▸ Data shown:
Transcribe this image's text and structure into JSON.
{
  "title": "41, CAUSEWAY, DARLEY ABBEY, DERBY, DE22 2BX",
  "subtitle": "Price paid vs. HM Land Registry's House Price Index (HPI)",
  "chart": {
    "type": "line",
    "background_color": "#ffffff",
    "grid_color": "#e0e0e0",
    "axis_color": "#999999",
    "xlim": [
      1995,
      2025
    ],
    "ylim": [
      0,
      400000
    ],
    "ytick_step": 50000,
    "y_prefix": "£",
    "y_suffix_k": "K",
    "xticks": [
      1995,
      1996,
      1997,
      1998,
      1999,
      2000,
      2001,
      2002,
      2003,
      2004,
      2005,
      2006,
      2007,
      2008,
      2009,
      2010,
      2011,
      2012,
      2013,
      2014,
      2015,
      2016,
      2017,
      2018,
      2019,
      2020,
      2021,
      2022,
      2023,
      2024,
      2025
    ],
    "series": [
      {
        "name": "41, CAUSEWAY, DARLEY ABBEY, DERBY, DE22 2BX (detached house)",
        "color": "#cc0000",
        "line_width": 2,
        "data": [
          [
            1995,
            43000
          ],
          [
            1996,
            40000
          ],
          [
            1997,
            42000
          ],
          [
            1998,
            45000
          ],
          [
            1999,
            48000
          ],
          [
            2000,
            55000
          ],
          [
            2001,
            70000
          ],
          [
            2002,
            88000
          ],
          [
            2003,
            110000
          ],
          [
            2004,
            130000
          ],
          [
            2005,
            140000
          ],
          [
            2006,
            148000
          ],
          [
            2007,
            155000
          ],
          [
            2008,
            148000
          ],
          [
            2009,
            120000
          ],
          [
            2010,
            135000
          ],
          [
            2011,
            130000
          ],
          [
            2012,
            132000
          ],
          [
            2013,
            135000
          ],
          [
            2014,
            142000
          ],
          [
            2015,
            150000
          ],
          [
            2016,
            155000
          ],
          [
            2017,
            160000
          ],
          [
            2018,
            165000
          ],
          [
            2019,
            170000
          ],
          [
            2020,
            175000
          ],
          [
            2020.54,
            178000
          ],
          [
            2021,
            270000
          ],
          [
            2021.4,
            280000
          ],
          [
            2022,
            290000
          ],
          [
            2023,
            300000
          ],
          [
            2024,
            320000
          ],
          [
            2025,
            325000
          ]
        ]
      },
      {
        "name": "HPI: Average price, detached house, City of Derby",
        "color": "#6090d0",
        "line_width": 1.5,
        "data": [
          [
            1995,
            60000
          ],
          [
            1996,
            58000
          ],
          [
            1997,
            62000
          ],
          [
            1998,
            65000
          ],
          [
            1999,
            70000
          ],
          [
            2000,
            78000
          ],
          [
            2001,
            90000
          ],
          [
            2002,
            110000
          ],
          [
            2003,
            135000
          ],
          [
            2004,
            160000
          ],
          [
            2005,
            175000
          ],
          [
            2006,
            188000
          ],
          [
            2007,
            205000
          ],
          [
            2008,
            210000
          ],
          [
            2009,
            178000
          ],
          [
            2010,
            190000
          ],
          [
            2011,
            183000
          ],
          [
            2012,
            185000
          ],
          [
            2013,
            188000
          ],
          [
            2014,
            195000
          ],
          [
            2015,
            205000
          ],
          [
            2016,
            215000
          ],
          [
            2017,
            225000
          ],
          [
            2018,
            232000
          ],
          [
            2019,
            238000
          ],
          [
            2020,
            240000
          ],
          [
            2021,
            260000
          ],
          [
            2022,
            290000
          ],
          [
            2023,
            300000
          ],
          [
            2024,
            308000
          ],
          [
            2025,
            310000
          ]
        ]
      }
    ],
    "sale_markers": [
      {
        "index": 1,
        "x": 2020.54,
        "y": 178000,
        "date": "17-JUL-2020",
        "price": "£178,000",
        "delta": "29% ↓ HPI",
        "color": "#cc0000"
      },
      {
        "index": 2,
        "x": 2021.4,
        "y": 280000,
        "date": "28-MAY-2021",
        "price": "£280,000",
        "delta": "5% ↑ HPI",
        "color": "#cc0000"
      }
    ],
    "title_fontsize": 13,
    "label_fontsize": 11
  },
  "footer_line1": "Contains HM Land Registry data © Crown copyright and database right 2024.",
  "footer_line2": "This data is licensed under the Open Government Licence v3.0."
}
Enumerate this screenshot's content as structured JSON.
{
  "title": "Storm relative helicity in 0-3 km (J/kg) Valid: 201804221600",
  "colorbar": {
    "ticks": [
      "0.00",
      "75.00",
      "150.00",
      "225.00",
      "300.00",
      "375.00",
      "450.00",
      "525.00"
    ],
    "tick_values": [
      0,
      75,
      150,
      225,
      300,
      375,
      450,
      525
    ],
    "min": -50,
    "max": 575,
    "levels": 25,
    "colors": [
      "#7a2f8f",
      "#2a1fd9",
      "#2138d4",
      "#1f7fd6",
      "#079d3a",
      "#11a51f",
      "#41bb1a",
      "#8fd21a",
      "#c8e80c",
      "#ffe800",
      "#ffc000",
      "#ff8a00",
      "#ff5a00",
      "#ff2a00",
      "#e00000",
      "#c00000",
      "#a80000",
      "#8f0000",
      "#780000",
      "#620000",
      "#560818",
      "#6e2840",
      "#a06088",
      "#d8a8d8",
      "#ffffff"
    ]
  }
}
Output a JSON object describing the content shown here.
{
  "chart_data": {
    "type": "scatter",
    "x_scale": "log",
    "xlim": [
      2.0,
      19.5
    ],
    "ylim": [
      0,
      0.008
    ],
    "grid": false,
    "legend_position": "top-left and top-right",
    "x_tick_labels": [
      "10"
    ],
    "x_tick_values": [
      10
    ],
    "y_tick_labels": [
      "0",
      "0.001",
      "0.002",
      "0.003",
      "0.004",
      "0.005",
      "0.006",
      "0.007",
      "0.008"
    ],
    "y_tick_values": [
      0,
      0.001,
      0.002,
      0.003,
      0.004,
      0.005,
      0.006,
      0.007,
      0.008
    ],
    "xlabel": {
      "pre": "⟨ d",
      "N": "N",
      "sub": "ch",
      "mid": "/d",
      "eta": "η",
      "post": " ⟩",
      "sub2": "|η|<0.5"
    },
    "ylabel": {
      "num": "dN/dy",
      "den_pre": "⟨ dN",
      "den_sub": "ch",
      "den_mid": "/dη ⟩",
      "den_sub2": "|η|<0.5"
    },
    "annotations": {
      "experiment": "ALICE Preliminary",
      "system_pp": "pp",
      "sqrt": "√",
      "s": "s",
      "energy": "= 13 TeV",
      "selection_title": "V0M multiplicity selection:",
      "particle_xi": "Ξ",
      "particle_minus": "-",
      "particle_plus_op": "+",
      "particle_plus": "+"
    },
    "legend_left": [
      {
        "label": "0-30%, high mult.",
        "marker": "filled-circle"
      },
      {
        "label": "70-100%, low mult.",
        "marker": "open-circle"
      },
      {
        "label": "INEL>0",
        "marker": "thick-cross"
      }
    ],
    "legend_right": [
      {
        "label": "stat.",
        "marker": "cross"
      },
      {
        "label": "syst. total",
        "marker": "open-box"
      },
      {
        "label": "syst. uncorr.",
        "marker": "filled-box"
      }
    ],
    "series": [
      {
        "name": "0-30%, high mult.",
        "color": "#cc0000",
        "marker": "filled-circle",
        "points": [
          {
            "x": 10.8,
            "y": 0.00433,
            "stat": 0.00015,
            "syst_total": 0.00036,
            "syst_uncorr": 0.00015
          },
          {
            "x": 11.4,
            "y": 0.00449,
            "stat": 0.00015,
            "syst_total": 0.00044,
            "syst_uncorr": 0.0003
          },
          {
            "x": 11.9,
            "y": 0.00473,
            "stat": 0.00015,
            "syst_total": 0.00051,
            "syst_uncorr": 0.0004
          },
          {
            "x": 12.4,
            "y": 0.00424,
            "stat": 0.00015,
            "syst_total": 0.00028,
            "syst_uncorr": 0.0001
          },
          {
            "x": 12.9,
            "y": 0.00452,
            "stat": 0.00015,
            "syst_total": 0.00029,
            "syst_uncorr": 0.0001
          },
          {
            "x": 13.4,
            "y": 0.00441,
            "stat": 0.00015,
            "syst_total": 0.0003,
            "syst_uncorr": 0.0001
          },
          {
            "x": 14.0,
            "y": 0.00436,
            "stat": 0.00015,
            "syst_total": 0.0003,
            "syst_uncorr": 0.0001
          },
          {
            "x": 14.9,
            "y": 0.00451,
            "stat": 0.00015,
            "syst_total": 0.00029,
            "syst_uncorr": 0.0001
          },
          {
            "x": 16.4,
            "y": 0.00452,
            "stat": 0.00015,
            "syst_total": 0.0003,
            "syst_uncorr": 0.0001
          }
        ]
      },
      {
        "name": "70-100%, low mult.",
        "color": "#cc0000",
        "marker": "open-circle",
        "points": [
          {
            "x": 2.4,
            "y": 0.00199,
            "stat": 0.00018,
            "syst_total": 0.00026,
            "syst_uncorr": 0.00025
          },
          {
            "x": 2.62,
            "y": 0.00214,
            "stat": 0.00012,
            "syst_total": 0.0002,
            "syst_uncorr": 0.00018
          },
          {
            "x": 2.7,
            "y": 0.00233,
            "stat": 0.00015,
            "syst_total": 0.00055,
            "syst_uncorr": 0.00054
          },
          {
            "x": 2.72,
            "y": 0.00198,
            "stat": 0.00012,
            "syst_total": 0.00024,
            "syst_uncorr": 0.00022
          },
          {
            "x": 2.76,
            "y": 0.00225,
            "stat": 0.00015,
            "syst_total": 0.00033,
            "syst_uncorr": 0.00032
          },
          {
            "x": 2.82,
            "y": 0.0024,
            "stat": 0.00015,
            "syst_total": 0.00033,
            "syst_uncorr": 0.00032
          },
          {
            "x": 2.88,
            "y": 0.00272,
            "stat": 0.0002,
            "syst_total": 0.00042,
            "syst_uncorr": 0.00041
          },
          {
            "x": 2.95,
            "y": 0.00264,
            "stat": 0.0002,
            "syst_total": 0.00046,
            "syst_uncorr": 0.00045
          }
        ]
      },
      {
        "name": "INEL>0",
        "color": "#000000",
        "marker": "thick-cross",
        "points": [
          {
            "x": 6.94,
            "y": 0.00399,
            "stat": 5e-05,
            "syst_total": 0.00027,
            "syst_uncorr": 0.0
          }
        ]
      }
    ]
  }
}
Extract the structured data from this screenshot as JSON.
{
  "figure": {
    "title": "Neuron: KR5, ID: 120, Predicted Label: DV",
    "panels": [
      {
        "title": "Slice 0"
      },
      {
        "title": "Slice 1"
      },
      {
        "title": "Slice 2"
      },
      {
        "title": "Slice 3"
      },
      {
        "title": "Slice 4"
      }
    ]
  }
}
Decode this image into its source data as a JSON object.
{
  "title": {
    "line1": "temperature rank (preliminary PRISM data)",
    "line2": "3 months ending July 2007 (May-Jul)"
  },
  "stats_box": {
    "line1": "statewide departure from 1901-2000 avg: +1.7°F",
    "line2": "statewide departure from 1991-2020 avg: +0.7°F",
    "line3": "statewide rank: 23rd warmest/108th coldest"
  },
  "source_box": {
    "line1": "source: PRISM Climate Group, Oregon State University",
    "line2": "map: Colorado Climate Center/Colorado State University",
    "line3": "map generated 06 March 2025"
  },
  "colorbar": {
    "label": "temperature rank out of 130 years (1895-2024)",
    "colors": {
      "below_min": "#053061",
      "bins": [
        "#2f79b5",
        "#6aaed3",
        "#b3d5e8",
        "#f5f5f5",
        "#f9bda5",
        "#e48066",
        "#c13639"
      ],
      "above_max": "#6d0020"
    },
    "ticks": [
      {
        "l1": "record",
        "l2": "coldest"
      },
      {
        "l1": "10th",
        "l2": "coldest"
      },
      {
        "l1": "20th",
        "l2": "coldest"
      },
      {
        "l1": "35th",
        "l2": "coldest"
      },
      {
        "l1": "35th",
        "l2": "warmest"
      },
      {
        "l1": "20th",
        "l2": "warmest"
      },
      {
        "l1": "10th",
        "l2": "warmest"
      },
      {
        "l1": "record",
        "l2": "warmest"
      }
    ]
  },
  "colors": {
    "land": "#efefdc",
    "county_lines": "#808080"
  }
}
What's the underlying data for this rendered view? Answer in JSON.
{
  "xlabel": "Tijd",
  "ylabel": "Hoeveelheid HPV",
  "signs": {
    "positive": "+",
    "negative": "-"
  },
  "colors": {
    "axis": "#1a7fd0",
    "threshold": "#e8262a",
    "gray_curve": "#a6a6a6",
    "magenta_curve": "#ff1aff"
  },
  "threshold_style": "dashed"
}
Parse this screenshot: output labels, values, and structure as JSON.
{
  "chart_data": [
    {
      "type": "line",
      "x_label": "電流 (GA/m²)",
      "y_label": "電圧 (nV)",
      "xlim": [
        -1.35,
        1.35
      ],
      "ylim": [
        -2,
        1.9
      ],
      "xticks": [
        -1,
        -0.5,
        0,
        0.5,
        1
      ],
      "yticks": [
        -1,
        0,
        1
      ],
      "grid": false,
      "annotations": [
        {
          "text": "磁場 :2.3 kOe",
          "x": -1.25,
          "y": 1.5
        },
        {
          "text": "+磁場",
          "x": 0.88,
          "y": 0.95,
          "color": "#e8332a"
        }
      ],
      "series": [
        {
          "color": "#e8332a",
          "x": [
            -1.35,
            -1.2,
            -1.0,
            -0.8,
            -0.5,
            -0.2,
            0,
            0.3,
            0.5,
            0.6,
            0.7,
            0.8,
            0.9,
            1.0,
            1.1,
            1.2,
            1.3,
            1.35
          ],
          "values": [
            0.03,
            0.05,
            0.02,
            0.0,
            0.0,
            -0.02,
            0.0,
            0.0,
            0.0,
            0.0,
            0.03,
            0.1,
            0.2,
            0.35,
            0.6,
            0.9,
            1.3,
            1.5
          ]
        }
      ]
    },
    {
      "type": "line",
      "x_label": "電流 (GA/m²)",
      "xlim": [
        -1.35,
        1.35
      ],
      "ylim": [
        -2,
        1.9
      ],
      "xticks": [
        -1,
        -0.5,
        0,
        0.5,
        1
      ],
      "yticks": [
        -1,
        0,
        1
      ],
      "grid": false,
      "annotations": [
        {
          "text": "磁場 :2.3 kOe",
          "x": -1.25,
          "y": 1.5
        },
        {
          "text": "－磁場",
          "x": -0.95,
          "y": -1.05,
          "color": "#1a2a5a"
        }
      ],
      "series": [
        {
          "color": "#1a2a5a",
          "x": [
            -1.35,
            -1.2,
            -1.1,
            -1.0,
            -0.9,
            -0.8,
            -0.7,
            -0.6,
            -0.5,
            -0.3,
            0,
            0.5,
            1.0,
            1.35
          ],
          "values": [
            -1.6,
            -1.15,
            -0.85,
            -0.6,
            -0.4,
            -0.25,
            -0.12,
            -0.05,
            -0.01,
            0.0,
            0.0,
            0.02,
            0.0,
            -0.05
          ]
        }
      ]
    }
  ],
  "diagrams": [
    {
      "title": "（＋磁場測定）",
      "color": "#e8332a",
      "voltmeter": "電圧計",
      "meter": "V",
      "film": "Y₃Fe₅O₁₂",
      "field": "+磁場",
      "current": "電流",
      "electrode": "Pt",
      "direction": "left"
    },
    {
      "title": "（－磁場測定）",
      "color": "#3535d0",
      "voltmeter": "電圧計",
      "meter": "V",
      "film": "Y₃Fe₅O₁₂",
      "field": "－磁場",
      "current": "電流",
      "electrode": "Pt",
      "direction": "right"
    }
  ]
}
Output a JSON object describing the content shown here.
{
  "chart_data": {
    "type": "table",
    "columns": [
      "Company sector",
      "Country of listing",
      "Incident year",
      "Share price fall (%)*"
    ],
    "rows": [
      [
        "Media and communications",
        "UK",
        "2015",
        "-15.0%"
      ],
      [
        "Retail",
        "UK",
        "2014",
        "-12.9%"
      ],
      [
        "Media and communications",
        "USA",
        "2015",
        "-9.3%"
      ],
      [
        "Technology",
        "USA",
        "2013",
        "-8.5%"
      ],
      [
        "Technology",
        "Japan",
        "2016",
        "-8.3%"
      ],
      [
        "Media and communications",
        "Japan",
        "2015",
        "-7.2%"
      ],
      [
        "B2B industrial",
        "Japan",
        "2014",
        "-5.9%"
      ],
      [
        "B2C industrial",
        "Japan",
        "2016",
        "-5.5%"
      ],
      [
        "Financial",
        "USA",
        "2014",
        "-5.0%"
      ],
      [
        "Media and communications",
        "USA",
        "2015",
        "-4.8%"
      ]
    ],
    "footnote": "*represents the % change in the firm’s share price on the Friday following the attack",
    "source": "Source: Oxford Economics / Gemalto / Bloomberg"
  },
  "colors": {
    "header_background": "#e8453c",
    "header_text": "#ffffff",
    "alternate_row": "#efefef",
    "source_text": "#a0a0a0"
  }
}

▸ Aim: Report the count of lines in the entries that contain the string "type", and nothing besides it.

▸ Result of this exercise: 5